● Task requirements
Return each line that holds the word "color".

## Begin Records shown

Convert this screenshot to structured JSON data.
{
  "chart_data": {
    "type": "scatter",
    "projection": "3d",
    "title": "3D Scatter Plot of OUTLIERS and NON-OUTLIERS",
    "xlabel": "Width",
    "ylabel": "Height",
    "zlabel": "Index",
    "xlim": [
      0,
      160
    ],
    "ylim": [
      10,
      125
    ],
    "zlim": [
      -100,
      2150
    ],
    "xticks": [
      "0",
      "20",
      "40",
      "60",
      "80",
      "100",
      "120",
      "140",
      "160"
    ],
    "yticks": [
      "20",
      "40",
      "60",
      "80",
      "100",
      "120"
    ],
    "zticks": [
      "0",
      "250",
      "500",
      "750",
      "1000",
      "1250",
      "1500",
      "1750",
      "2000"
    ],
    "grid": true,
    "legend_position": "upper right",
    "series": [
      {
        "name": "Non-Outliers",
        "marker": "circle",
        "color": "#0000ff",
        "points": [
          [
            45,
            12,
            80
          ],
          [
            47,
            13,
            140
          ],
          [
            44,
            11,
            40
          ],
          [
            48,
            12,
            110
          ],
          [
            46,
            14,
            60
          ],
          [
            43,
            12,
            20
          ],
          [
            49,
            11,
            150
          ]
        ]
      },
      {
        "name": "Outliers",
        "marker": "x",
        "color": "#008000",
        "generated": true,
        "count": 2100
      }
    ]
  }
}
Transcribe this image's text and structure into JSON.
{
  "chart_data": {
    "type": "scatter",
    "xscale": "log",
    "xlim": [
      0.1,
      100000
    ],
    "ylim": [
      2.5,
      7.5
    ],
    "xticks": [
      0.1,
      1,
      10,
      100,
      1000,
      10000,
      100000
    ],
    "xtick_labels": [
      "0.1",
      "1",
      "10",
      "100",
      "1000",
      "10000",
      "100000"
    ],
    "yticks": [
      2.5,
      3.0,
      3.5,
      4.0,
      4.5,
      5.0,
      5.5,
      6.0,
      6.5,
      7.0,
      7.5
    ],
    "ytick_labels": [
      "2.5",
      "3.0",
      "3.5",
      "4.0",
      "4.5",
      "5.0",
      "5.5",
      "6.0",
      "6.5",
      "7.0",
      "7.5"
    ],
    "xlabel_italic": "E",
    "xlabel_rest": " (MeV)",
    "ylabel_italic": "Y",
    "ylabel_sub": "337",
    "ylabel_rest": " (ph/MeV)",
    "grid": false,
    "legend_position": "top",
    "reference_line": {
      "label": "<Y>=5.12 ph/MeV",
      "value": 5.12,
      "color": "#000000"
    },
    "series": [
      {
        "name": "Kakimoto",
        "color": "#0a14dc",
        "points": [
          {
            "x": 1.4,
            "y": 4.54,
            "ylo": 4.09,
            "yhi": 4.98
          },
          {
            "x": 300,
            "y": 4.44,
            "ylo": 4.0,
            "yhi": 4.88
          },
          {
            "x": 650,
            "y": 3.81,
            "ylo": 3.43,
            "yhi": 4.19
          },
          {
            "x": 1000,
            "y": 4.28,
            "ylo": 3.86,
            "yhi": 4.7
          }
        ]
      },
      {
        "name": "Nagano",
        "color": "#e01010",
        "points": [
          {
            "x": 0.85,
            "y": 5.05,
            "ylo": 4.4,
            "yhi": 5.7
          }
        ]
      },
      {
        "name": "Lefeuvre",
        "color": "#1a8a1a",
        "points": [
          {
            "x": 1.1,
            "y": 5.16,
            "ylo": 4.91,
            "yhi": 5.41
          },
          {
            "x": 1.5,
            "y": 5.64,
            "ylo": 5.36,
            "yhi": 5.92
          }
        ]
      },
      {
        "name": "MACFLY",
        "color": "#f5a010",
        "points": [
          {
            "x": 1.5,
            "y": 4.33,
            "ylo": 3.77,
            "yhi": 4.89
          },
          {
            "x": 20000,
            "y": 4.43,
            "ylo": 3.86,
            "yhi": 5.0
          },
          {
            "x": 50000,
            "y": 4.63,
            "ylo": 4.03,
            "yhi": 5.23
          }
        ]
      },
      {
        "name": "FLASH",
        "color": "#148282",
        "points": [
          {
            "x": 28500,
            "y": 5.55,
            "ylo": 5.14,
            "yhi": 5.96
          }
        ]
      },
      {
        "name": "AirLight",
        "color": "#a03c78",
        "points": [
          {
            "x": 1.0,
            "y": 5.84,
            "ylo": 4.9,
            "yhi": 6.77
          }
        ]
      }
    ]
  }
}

## End Records shown

● The output
        "color": "#0000ff",
        "color": "#008000",
      "color": "#000000"
        "color": "#0a14dc",
        "color": "#e01010",
        "color": "#1a8a1a",
        "color": "#f5a010",
        "color": "#148282",
        "color": "#a03c78",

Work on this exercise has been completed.